→ **What you will do**
Reproduce all of the data word for word.

→ **Stored data**
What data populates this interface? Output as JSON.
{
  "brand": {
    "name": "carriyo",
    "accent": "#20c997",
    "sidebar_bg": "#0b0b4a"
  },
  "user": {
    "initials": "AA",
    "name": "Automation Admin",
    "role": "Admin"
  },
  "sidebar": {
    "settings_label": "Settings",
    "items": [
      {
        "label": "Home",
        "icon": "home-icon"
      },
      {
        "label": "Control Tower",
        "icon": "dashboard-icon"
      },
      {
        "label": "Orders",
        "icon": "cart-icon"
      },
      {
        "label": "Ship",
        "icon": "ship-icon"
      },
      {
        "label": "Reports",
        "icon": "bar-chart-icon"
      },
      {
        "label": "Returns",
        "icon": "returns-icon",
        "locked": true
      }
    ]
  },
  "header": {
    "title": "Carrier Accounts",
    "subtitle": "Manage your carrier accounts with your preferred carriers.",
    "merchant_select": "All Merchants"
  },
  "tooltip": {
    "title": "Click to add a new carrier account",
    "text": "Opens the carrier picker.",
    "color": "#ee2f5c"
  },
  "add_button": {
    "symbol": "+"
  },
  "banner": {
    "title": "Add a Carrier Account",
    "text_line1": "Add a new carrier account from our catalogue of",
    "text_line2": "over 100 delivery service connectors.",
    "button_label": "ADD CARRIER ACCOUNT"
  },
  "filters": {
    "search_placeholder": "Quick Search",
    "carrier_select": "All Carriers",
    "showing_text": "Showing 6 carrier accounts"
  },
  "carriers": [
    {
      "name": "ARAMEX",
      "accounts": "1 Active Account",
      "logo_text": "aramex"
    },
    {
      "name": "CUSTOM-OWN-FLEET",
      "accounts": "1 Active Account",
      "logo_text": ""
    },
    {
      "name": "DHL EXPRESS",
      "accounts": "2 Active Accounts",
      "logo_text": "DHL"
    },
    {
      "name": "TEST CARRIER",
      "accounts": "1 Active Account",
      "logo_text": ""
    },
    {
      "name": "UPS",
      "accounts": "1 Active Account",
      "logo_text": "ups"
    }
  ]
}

→ **The solution**
What data populates this interface? Output as JSON.
{
  "brand": {
    "name": "carriyo",
    "accent": "#20c997",
    "sidebar_bg": "#0b0b4a"
  },
  "user": {
    "initials": "AA",
    "name": "Automation Admin",
    "role": "Admin"
  },
  "sidebar": {
    "settings_label": "Settings",
    "items": [
      {
        "label": "Home",
        "icon": "home-icon"
      },
      {
        "label": "Control Tower",
        "icon": "dashboard-icon"
      },
      {
        "label": "Orders",
        "icon": "cart-icon"
      },
      {
        "label": "Ship",
        "icon": "ship-icon"
      },
      {
        "label": "Reports",
        "icon": "bar-chart-icon"
      },
      {
        "label": "Returns",
        "icon": "returns-icon",
        "locked": true
      }
    ]
  },
  "header": {
    "title": "Carrier Accounts",
    "subtitle": "Manage your carrier accounts with your preferred carriers.",
    "merchant_select": "All Merchants"
  },
  "tooltip": {
    "title": "Click to add a new carrier account",
    "text": "Opens the carrier picker.",
    "color": "#ee2f5c"
  },
  "add_button": {
    "symbol": "+"
  },
  "banner": {
    "title": "Add a Carrier Account",
    "text_line1": "Add a new carrier account from our catalogue of",
    "text_line2": "over 100 delivery service connectors.",
    "button_label": "ADD CARRIER ACCOUNT"
  },
  "filters": {
    "search_placeholder": "Quick Search",
    "carrier_select": "All Carriers",
    "showing_text": "Showing 6 carrier accounts"
  },
  "carriers": [
    {
      "name": "ARAMEX",
      "accounts": "1 Active Account",
      "logo_text": "aramex"
    },
    {
      "name": "CUSTOM-OWN-FLEET",
      "accounts": "1 Active Account",
      "logo_text": ""
    },
    {
      "name": "DHL EXPRESS",
      "accounts": "2 Active Accounts",
      "logo_text": "DHL"
    },
    {
      "name": "TEST CARRIER",
      "accounts": "1 Active Account",
      "logo_text": ""
    },
    {
      "name": "UPS",
      "accounts": "1 Active Account",
      "logo_text": "ups"
    }
  ]
}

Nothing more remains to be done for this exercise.